### Goal
Rewrite everything from "The Lawyer's Conscience" down to "the public good." in the post about Michael Ariens below, putting "research" in place of "scholarship" each time it appears.
** Start Document text **
Michael Ariens—Law School Class of ’82—Is a Deep and Deft Thinker

This is the first in a series of three blog posts this week by Marquette law faculty on a new book.

The Lawyer's Conscience - A History of American Lawyer EthicsOver a distinguished career Professor Michael S. Ariens of St. Mary’s University has made rich contributions to the scholarship devoted to American constitutional law, legal history, his adoptive home state of Texas, navigating the challenges of law school, and, central for our purposes, the practice of law and the American legal profession.

Professor Ariens’s new volume—The Lawyer’s Conscience: A History of American Legal Ethics (University Press of Kansas 2022)—continues a theme that animates much of his recent scholarship. Put succinctly, that theme is this: The American legal profession has veered off course. It has done so, according to Ariens, in a host of ways. Among them, he contends, are these:

  • Commitment to clients has supplanted commitment to the public good.
  • The pursuit of profit-maximization has transformed the enterprise from a profession into a business.
  • The day-to-day touchstones of (first) honor and (then) conscience that impelled lawyers up through the middle of the twentieth century have melted away, replaced for the typical lawyer by an impoverished set of minimum standards of conduct promulgated by the American Bar Association in the early 1980s.
  • Independence from client interests—independence that enabled lawyers and their firms to both be and be perceived as being separate from those client interests—has been supplanted by a sort of shotgun marriage that leaves today’s law firms unable or unwilling to maintain appropriate distance from client interests.
  • A profession whose members once shared a common vision of what it means to be a lawyer and found ways to speak in something of a unified voice has “fractured,” creating the sorts of factions James Madison described in Federalist 10. Such fracture, Ariens submits, has dissolved this once-unified vision and rendered it virtually impossible to achieve meaningful consensus on principles that matter.
** End Document text **
** Start Given data **
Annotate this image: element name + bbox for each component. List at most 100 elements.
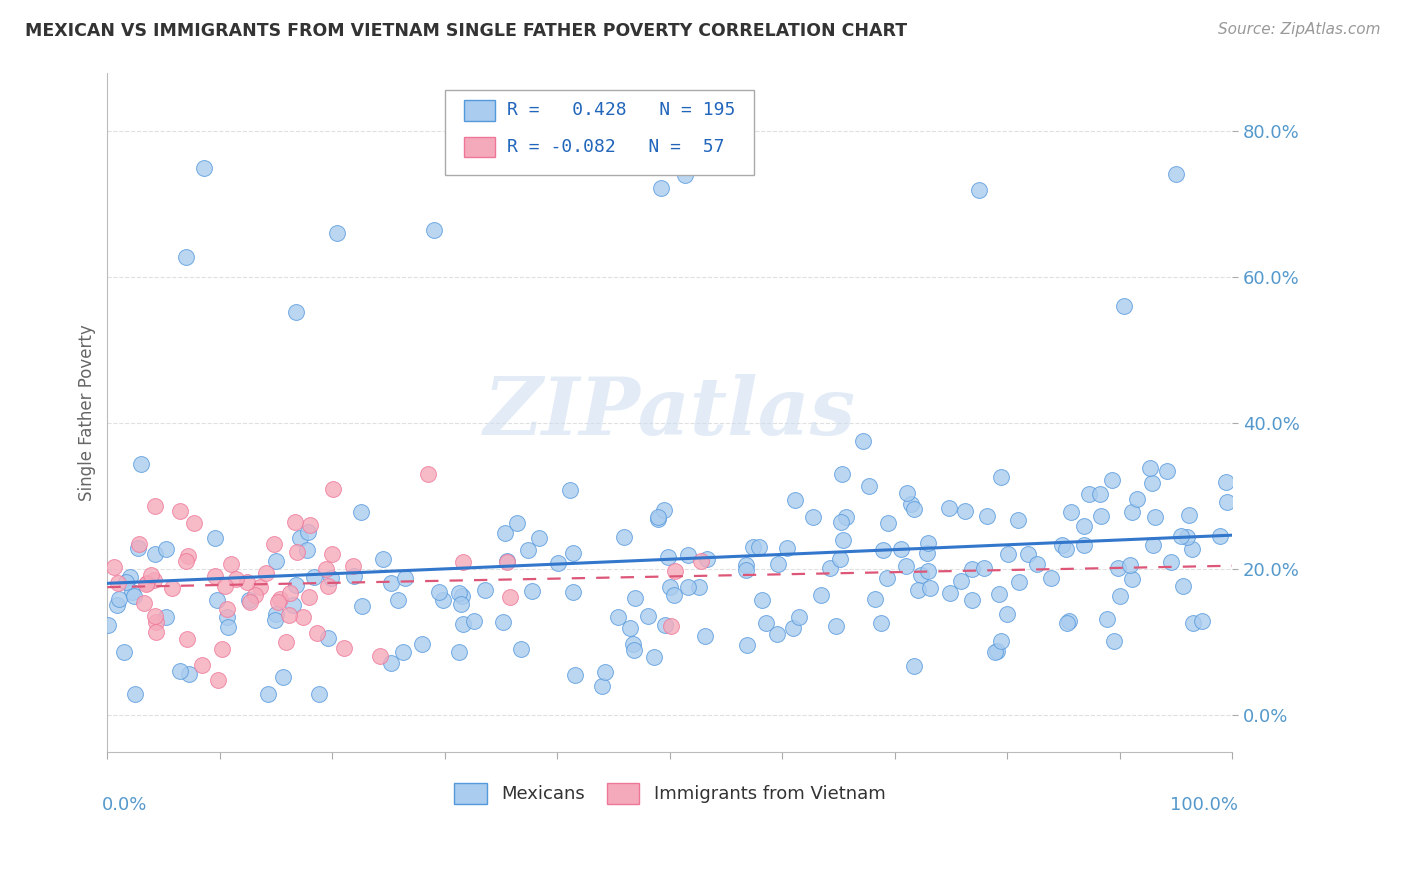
** End Given data **
### Completed task
The Lawyer's Conscience - A History of American Lawyer EthicsOver a distinguished career Professor Michael S. Ariens of St. Mary’s University has made rich contributions to the research devoted to American constitutional law, legal history, his adoptive home state of Texas, navigating the challenges of law school, and, central for our purposes, the practice of law and the American legal profession.

Professor Ariens’s new volume—The Lawyer’s Conscience: A History of American Legal Ethics (University Press of Kansas 2022)—continues a theme that animates much of his recent research. Put succinctly, that theme is this: The American legal profession has veered off course. It has done so, according to Ariens, in a host of ways. Among them, he contends, are these:

  • Commitment to clients has supplanted commitment to the public good.